**Task inputs:**
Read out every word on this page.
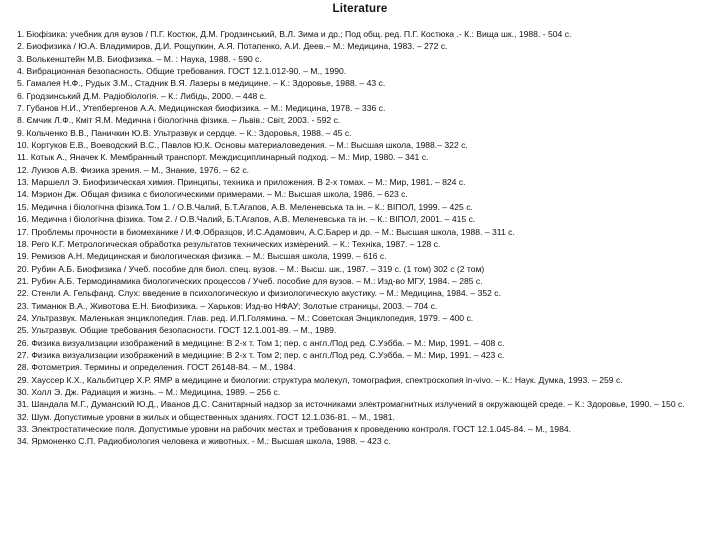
Literature
1. Біофізика: учебник для вузов / П.Г. Костюк, Д.М. Гродзинський, В.Л. Зима и др.; Под общ. ред. П.Г. Костюка .- К.: Вища шк., 1988. - 504 с.
2. Биофизика / Ю.А. Владимиров, Д.И. Рощупкин, А.Я. Потапенко, А.И. Деев.– М.: Медицина, 1983. – 272 с.
3. Волькенштейн М.В. Биофизика. – М. : Наука, 1988. - 590 с.
4. Вибрационная безопасность. Общие требования. ГОСТ 12.1.012-90. – М., 1990.
5. Гамалея Н.Ф., Рудых З.М., Стадник В.Я. Лазеры в медицине. – К.: Здоровье, 1988. – 43 с.
6. Гродзинський Д.М. Радіобіологія. – К.: Либідь, 2000. – 448 с.
7. Губанов Н.И., Утепбергенов А.А. Медицинская биофизика. – М.: Медицина, 1978. – 336 с.
8. Ємчик Л.Ф., Кміт Я.М. Медична і біологічна фізика. – Львів.: Світ, 2003. - 592 с.
9. Кольченко В.В., Паничкин Ю.В. Ультразвук и сердце. – К.: Здоровья, 1988. – 45 с.
10. Кортуков Е.В., Воеводский В.С., Павлов Ю.К. Основы материаловедения. – М.: Высшая школа, 1988.– 322 с.
11. Котык А., Яначек К. Мембранный транспорт. Междисциплинарный подход. – М.: Мир, 1980. – 341 с.
12. Луизов А.В. Физика зрения. – М., Знание, 1976. – 62 с.
13. Маршелл Э. Биофизическая химия. Принципы, техника и приложения. В 2-х томах. – М.: Мир, 1981. – 824 с.
14. Мэрион Дж. Общая физика с биологическими примерами. – М.: Высшая школа, 1986. – 623 с.
15. Медична і біологічна фізика.Том 1. / О.В.Чалий, Б.Т.Агапов, А.В. Меленевська та ін. – К.: ВІПОЛ, 1999. – 425 с.
16. Медична і біологічна фізика. Том 2. / О.В.Чалий, Б.Т.Агапов, А.В. Меленевська та ін. – К.: ВІПОЛ, 2001. – 415 с.
17. Проблемы прочности в биомеханике / И.Ф.Образцов, И.С.Адамович, А.С.Барер и др. – М.: Высшая школа, 1988. – 311 с.
18. Рего К.Г. Метрологическая обработка результатов технических измерений. – К.: Техніка, 1987. – 128 с.
19. Ремизов А.Н. Медицинская и биологическая физика. – М.: Высшая школа, 1999. – 616 с.
20. Рубин А.Б. Биофизика / Учеб. пособие для биол. спец. вузов. – М.: Высш. шк., 1987. – 319 с. (1 том) 302 с (2 том)
21. Рубин А.Б. Термодинамика биологических процессов / Учеб. пособие для вузов. – М.: Изд-во МГУ, 1984. – 285 с.
22. Стенли А. Гельфанд. Слух: введение в психологическую и физиологическую акустику. – М.: Медицина, 1984. – 352 с.
23. Тиманюк В.А., Животова Е.Н. Биофизика. – Харьков: Изд-во НФАУ; Золотые страницы, 2003. – 704 с.
24. Ультразвук. Маленькая энциклопедия. Глав. ред. И.П.Голямина. – М.: Советская Энциклопедия, 1979. – 400 с.
25. Ультразвук. Общие требования безопасности. ГОСТ 12.1.001-89. – М., 1989.
26. Физика визуализации изображений в медицине: В 2-х т. Том 1; пер. с англ./Под ред. С.Уэбба. – М.: Мир, 1991. – 408 с.
27. Физика визуализации изображений в медицине: В 2-х т. Том 2; пер. с англ./Под ред. С.Уэбба. – М.: Мир, 1991. – 423 с.
28. Фотометрия. Термины и определения. ГОСТ 26148-84. – М., 1984.
29. Хауссер К.Х., Кальбитцер Х.Р. ЯМР в медицине и биологии: структура молекул, томография, спектроскопия in-vivo. – К.: Наук. Думка, 1993. – 259 с.
30. Холл Э. Дж. Радиация и жизнь. – М.: Медицина, 1989. – 256 с.
31. Шандала М.Г., Думанский Ю.Д., Иванов Д.С. Санитарный надзор за источниками электромагнитных излучений в окружающей среде. – К.: Здоровье, 1990. – 150 с.
32. Шум. Допустимые уровни в жилых и общественных зданиях. ГОСТ 12.1.036-81. – М., 1981.
33. Электростатические поля. Допустимые уровни на рабочих местах и требования к проведению контроля. ГОСТ 12.1.045-84. – М., 1984.
34. Ярмоненко С.П. Радиобиология человека и животных. - М.: Высшая школа, 1988. – 423 с.
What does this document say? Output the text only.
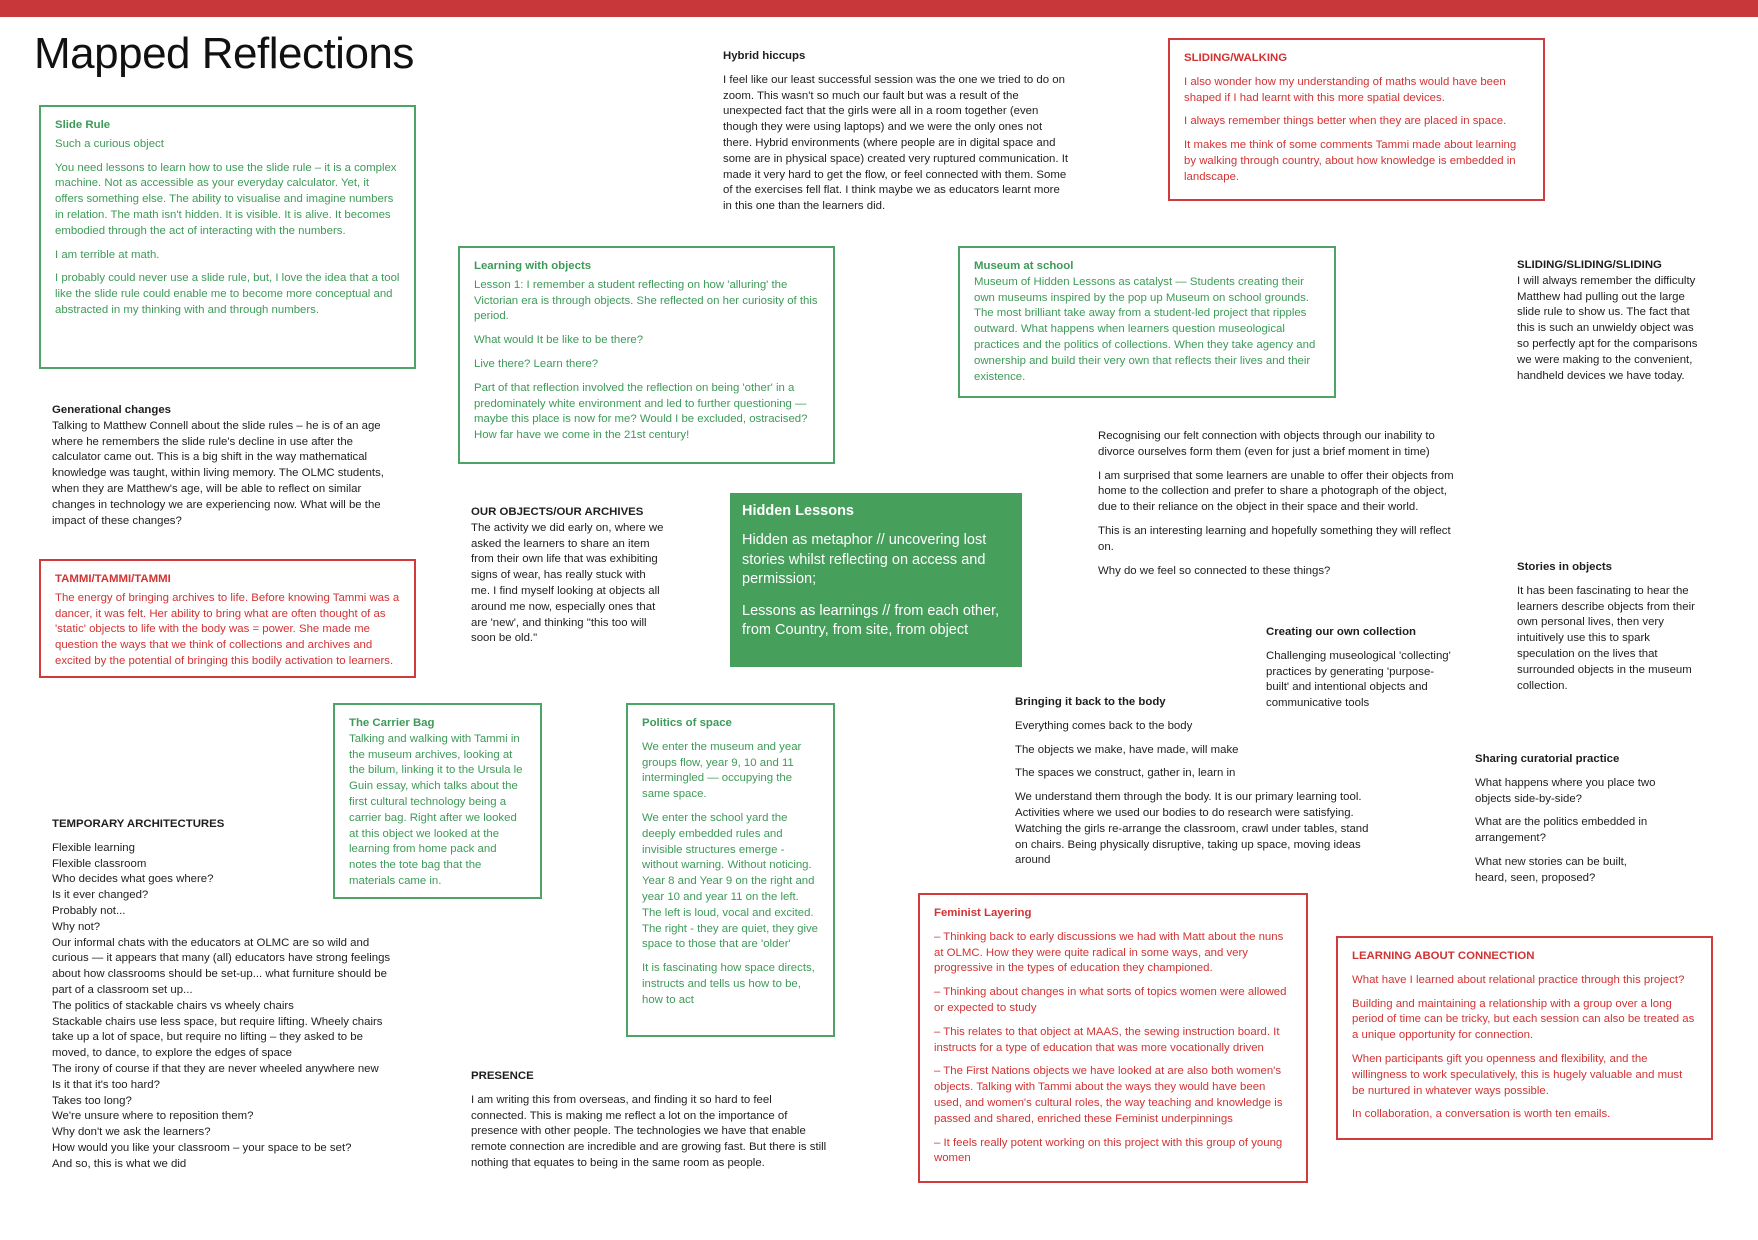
Mapped Reflections
Slide Rule

Such a curious object

You need lessons to learn how to use the slide rule – it is a complex machine. Not as accessible as your everyday calculator. Yet, it offers something else. The ability to visualise and imagine numbers in relation. The math isn't hidden. It is visible. It is alive. It becomes embodied through the act of interacting with the numbers.

I am terrible at math.

I probably could never use a slide rule, but, I love the idea that a tool like the slide rule could enable me to become more conceptual and abstracted in my thinking with and through numbers.

Generational changes

Talking to Matthew Connell about the slide rules – he is of an age where he remembers the slide rule's decline in use after the calculator came out. This is a big shift in the way mathematical knowledge was taught, within living memory. The OLMC students, when they are Matthew's age, will be able to reflect on similar changes in technology we are experiencing now. What will be the impact of these changes?

TAMMI/TAMMI/TAMMI

The energy of bringing archives to life. Before knowing Tammi was a dancer, it was felt. Her ability to bring what are often thought of as 'static' objects to life with the body was = power. She made me question the ways that we think of collections and archives and excited by the potential of bringing this bodily activation to learners.

TEMPORARY ARCHITECTURES
Flexible learning
Flexible classroom
Who decides what goes where?
Is it ever changed?
Probably not...
Why not?
Our informal chats with the educators at OLMC are so wild and curious — it appears that many (all) educators have strong feelings about how classrooms should be set-up... what furniture should be part of a classroom set up...
The politics of stackable chairs vs wheely chairs
Stackable chairs use less space, but require lifting. Wheely chairs take up a lot of space, but require no lifting – they asked to be moved, to dance, to explore the edges of space
The irony of course if that they are never wheeled anywhere new
Is it that it's too hard?
Takes too long?
We're unsure where to reposition them?
Why don't we ask the learners?
How would you like your classroom – your space to be set?
And so, this is what we did
Learning with objects

Lesson 1: I remember a student reflecting on how 'alluring' the Victorian era is through objects. She reflected on her curiosity of this period.

What would It be like to be there?

Live there? Learn there?

Part of that reflection involved the reflection on being 'other' in a predominately white environment and led to further questioning — maybe this place is now for me? Would I be excluded, ostracised? How far have we come in the 21st century!

OUR OBJECTS/OUR ARCHIVES

The activity we did early on, where we asked the learners to share an item from their own life that was exhibiting signs of wear, has really stuck with me. I find myself looking at objects all around me now, especially ones that are 'new', and thinking "this too will soon be old."

The Carrier Bag

Talking and walking with Tammi in the museum archives, looking at the bilum, linking it to the Ursula le Guin essay, which talks about the first cultural technology being a carrier bag. Right after we looked at this object we looked at the learning from home pack and notes the tote bag that the materials came in.

PRESENCE

I am writing this from overseas, and finding it so hard to feel connected. This is making me reflect a lot on the importance of presence with other people. The technologies we have that enable remote connection are incredible and are growing fast. But there is still nothing that equates to being in the same room as people.

Hybrid hiccups

I feel like our least successful session was the one we tried to do on zoom. This wasn't so much our fault but was a result of the unexpected fact that the girls were all in a room together (even though they were using laptops) and we were the only ones not there. Hybrid environments (where people are in digital space and some are in physical space) created very ruptured communication. It made it very hard to get the flow, or feel connected with them. Some of the exercises fell flat. I think maybe we as educators learnt more in this one than the learners did.

Hidden Lessons

Hidden as metaphor // uncovering lost stories whilst reflecting on access and permission;

Lessons as learnings // from each other, from Country, from site, from object

Politics of space

We enter the museum and year groups flow, year 9, 10 and 11 intermingled — occupying the same space.

We enter the school yard the deeply embedded rules and invisible structures emerge - without warning. Without noticing. Year 8 and Year 9 on the right and year 10 and year 11 on the left. The left is loud, vocal and excited. The right - they are quiet, they give space to those that are 'older'

It is fascinating how space directs, instructs and tells us how to be, how to act

Museum at school

Museum of Hidden Lessons as catalyst — Students creating their own museums inspired by the pop up Museum on school grounds. The most brilliant take away from a student-led project that ripples outward. What happens when learners question museological practices and the politics of collections. When they take agency and ownership and build their very own that reflects their lives and their existence.

SLIDING/WALKING

I also wonder how my understanding of maths would have been shaped if I had learnt with this more spatial devices.

I always remember things better when they are placed in space.

It makes me think of some comments Tammi made about learning by walking through country, about how knowledge is embedded in landscape.

Recognising our felt connection with objects through our inability to divorce ourselves form them (even for just a brief moment in time)

I am surprised that some learners are unable to offer their objects from home to the collection and prefer to share a photograph of the object, due to their reliance on the object in their space and their world.

This is an interesting learning and hopefully something they will reflect on.

Why do we feel so connected to these things?

SLIDING/SLIDING/SLIDING

I will always remember the difficulty Matthew had pulling out the large slide rule to show us. The fact that this is such an unwieldy object was so perfectly apt for the comparisons we were making to the convenient, handheld devices we have today.

Stories in objects

It has been fascinating to hear the learners describe objects from their own personal lives, then very intuitively use this to spark speculation on the lives that surrounded objects in the museum collection.

Creating our own collection

Challenging museological 'collecting' practices by generating 'purpose-built' and intentional objects and communicative tools

Bringing it back to the body

Everything comes back to the body

The objects we make, have made, will make

The spaces we construct, gather in, learn in

We understand them through the body. It is our primary learning tool. Activities where we used our bodies to do research were satisfying. Watching the girls re-arrange the classroom, crawl under tables, stand on chairs. Being physically disruptive, taking up space, moving ideas around

Sharing curatorial practice

What happens where you place two objects side-by-side?

What are the politics embedded in arrangement?

What new stories can be built, heard, seen, proposed?

Feminist Layering

– Thinking back to early discussions we had with Matt about the nuns at OLMC. How they were quite radical in some ways, and very progressive in the types of education they championed.

– Thinking about changes in what sorts of topics women were allowed or expected to study

– This relates to that object at MAAS, the sewing instruction board. It instructs for a type of education that was more vocationally driven

– The First Nations objects we have looked at are also both women's objects. Talking with Tammi about the ways they would have been used, and women's cultural roles, the way teaching and knowledge is passed and shared, enriched these Feminist underpinnings

– It feels really potent working on this project with this group of young women

LEARNING ABOUT CONNECTION

What have I learned about relational practice through this project?

Building and maintaining a relationship with a group over a long period of time can be tricky, but each session can also be treated as a unique opportunity for connection.

When participants gift you openness and flexibility, and the willingness to work speculatively, this is hugely valuable and must be nurtured in whatever ways possible.

In collaboration, a conversation is worth ten emails.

**Description of the task:**
For the listing above, give the number of lines in which the string "ones" occurs, and nothing else.

**Final answer:**
2